§ What to produce
Return a copy of each line that holds the string "Feststellung".

§ Provided information

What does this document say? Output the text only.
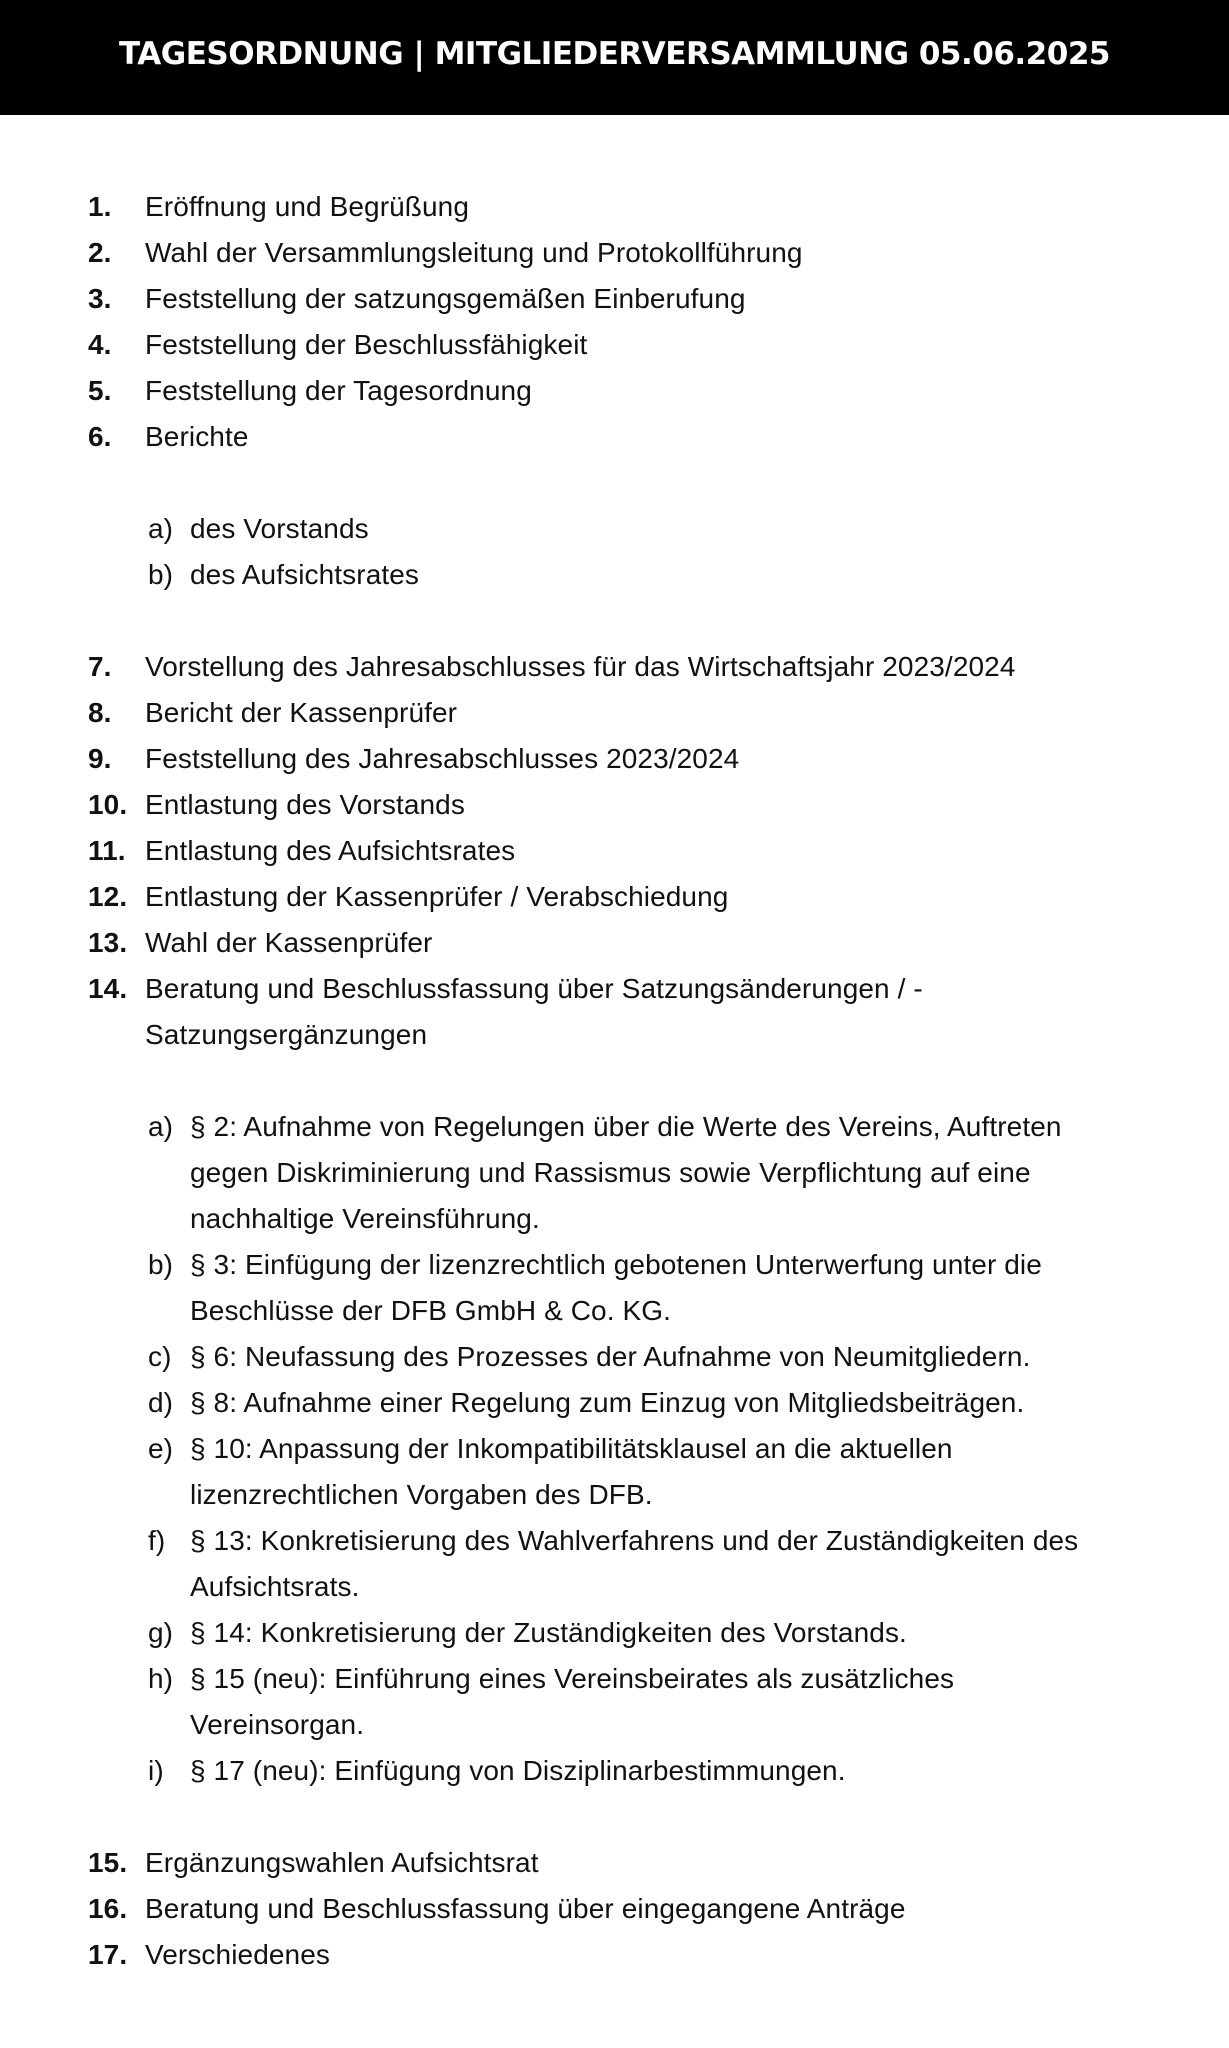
TAGESORDNUNG | MITGLIEDERVERSAMMLUNG 05.06.2025
1. Eröffnung und Begrüßung
2. Wahl der Versammlungsleitung und Protokollführung
3. Feststellung der satzungsgemäßen Einberufung
4. Feststellung der Beschlussfähigkeit
5. Feststellung der Tagesordnung
6. Berichte
a) des Vorstands
b) des Aufsichtsrates
7. Vorstellung des Jahresabschlusses für das Wirtschaftsjahr 2023/2024
8. Bericht der Kassenprüfer
9. Feststellung des Jahresabschlusses 2023/2024
10. Entlastung des Vorstands
11. Entlastung des Aufsichtsrates
12. Entlastung der Kassenprüfer / Verabschiedung
13. Wahl der Kassenprüfer
14. Beratung und Beschlussfassung über Satzungsänderungen / -
Satzungsergänzungen
a) § 2: Aufnahme von Regelungen über die Werte des Vereins, Auftreten
gegen Diskriminierung und Rassismus sowie Verpflichtung auf eine
nachhaltige Vereinsführung.
b) § 3: Einfügung der lizenzrechtlich gebotenen Unterwerfung unter die
Beschlüsse der DFB GmbH & Co. KG.
c) § 6: Neufassung des Prozesses der Aufnahme von Neumitgliedern.
d) § 8: Aufnahme einer Regelung zum Einzug von Mitgliedsbeiträgen.
e) § 10: Anpassung der Inkompatibilitätsklausel an die aktuellen
lizenzrechtlichen Vorgaben des DFB.
f) § 13: Konkretisierung des Wahlverfahrens und der Zuständigkeiten des
Aufsichtsrats.
g) § 14: Konkretisierung der Zuständigkeiten des Vorstands.
h) § 15 (neu): Einführung eines Vereinsbeirates als zusätzliches
Vereinsorgan.
i) § 17 (neu): Einfügung von Disziplinarbestimmungen.
15. Ergänzungswahlen Aufsichtsrat
16. Beratung und Beschlussfassung über eingegangene Anträge
17. Verschiedenes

§ Answer to this problem
3. Feststellung der satzungsgemäßen Einberufung
4. Feststellung der Beschlussfähigkeit
5. Feststellung der Tagesordnung
9. Feststellung des Jahresabschlusses 2023/2024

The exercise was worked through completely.